Extracted records:
---------------

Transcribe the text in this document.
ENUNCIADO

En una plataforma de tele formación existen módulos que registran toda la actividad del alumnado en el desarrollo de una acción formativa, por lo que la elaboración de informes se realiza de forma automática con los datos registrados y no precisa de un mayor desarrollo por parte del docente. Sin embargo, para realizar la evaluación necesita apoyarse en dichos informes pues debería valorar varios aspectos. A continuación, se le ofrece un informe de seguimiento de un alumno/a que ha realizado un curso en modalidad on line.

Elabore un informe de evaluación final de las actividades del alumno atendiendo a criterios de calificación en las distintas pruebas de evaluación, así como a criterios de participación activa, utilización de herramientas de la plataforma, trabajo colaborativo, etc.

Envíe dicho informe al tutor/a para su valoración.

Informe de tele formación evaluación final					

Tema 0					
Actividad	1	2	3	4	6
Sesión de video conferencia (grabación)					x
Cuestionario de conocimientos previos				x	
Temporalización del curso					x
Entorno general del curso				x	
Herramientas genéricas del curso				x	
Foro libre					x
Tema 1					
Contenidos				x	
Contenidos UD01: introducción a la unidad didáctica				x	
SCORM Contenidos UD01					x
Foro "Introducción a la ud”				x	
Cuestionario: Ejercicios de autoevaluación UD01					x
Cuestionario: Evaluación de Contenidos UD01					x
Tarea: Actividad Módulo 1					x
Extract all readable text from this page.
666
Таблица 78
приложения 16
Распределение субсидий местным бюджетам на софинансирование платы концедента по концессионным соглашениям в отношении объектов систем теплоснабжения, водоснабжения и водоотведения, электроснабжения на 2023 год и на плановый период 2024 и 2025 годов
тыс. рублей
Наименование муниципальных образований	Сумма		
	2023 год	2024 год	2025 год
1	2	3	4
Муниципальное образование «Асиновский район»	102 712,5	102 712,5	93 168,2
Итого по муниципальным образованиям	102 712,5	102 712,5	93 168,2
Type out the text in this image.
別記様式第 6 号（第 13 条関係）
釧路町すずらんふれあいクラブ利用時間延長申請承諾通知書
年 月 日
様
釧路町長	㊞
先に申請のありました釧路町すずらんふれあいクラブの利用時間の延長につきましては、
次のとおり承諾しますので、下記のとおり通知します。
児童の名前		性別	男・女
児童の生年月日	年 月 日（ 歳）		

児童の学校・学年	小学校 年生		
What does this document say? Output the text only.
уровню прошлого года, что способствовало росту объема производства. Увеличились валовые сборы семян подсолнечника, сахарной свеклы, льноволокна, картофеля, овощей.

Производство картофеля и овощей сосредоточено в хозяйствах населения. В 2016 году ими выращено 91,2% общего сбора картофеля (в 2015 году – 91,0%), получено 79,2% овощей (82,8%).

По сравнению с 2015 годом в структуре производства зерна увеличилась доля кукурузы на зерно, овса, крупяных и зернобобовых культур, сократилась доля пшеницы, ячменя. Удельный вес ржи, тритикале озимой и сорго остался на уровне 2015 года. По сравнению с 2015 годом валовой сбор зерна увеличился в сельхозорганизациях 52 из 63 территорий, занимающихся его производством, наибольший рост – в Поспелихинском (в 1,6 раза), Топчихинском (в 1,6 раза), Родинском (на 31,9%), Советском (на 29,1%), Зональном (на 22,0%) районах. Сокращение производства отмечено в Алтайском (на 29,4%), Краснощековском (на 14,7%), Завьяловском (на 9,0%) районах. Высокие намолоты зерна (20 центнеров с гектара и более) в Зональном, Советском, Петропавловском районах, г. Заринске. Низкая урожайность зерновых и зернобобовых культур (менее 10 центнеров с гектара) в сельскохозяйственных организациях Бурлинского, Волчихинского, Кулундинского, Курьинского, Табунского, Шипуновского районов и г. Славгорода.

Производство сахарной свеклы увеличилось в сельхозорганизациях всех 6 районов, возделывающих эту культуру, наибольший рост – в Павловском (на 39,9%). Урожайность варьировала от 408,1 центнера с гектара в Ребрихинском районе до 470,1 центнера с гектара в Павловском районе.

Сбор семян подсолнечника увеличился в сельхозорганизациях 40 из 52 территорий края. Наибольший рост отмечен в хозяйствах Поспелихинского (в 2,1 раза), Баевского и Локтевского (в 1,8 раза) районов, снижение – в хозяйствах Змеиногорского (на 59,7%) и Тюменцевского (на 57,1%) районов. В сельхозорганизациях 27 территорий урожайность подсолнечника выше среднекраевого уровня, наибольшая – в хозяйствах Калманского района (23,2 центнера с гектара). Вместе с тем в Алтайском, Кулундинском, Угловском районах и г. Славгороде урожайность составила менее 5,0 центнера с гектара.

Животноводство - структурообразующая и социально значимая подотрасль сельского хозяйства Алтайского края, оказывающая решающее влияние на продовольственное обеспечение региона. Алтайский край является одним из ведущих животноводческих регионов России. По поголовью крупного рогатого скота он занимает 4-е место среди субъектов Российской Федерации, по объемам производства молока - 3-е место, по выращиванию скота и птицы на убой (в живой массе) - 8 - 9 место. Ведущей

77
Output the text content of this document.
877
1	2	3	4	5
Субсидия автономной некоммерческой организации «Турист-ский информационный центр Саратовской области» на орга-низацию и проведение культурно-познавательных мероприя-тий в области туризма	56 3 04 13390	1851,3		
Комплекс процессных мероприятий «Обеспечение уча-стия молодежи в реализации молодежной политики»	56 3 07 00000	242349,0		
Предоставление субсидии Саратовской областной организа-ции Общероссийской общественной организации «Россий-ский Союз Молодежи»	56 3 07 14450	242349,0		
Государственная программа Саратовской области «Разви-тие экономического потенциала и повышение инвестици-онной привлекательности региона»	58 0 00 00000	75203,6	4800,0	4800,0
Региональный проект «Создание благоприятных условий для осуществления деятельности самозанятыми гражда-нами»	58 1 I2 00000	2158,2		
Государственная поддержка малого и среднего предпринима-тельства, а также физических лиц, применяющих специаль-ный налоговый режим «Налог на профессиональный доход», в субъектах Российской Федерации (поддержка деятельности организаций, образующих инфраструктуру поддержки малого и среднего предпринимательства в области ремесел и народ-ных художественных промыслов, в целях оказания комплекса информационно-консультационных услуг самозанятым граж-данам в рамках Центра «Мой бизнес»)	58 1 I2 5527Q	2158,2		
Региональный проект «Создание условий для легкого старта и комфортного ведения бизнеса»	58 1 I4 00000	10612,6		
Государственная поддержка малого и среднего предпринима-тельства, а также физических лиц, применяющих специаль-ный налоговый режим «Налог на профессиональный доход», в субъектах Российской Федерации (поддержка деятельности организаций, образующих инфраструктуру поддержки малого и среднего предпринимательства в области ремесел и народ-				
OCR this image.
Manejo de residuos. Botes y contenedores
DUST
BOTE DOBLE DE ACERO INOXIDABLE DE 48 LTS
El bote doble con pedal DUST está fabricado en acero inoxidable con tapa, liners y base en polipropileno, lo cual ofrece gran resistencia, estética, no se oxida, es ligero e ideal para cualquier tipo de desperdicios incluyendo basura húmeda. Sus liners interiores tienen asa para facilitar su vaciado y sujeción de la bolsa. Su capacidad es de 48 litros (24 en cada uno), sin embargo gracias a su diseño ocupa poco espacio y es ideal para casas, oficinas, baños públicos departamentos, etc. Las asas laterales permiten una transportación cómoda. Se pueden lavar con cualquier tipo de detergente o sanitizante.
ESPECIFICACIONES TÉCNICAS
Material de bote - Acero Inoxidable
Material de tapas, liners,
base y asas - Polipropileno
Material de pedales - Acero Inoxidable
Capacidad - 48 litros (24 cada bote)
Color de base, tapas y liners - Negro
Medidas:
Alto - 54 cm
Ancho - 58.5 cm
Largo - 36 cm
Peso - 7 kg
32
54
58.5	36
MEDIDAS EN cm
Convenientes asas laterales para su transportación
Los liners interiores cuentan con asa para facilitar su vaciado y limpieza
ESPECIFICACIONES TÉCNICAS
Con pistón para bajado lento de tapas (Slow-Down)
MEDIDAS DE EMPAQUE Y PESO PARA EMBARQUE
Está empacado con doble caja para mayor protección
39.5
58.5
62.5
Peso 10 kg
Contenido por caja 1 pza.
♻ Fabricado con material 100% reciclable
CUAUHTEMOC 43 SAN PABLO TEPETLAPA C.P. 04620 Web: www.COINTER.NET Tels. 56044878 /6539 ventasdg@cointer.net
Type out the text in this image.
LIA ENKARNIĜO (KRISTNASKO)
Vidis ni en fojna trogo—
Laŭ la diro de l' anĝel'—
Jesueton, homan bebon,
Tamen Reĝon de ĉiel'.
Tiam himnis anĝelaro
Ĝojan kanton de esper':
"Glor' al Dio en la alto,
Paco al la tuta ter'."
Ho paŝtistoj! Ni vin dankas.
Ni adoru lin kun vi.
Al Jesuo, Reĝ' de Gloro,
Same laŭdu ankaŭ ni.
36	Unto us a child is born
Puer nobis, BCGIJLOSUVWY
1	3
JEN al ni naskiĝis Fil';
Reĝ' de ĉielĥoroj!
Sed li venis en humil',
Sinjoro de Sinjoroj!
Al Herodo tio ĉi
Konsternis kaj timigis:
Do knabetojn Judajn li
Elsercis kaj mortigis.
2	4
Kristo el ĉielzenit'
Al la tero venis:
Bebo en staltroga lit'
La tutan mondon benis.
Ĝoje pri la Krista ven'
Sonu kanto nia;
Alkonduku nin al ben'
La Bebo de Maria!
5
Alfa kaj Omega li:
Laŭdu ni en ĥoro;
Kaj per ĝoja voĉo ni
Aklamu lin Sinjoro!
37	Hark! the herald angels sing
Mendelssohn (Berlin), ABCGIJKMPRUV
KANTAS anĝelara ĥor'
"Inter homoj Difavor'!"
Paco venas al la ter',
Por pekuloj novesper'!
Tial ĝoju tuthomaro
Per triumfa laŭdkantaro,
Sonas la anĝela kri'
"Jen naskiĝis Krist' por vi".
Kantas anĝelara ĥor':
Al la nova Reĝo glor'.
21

---------------

Problem statement: Lines holding the word "plataforma" in the entries above are the ones to pull out. Copy them all.

Result below:
En una plataforma de tele formación existen módulos que registran toda la actividad del alumnado en el desarrollo de una acción formativa, por lo que la elaboración de informes se realiza de forma automática con los datos registrados y no precisa de un mayor desarrollo por parte del docente. Sin embargo, para realizar la evaluación necesita apoyarse en dichos informes pues debería valorar varios aspectos. A continuación, se le ofrece un informe de seguimiento de un alumno/a que ha realizado un curso en modalidad on line.
Elabore un informe de evaluación final de las actividades del alumno atendiendo a criterios de calificación en las distintas pruebas de evaluación, así como a criterios de participación activa, utilización de herramientas de la plataforma, trabajo colaborativo, etc.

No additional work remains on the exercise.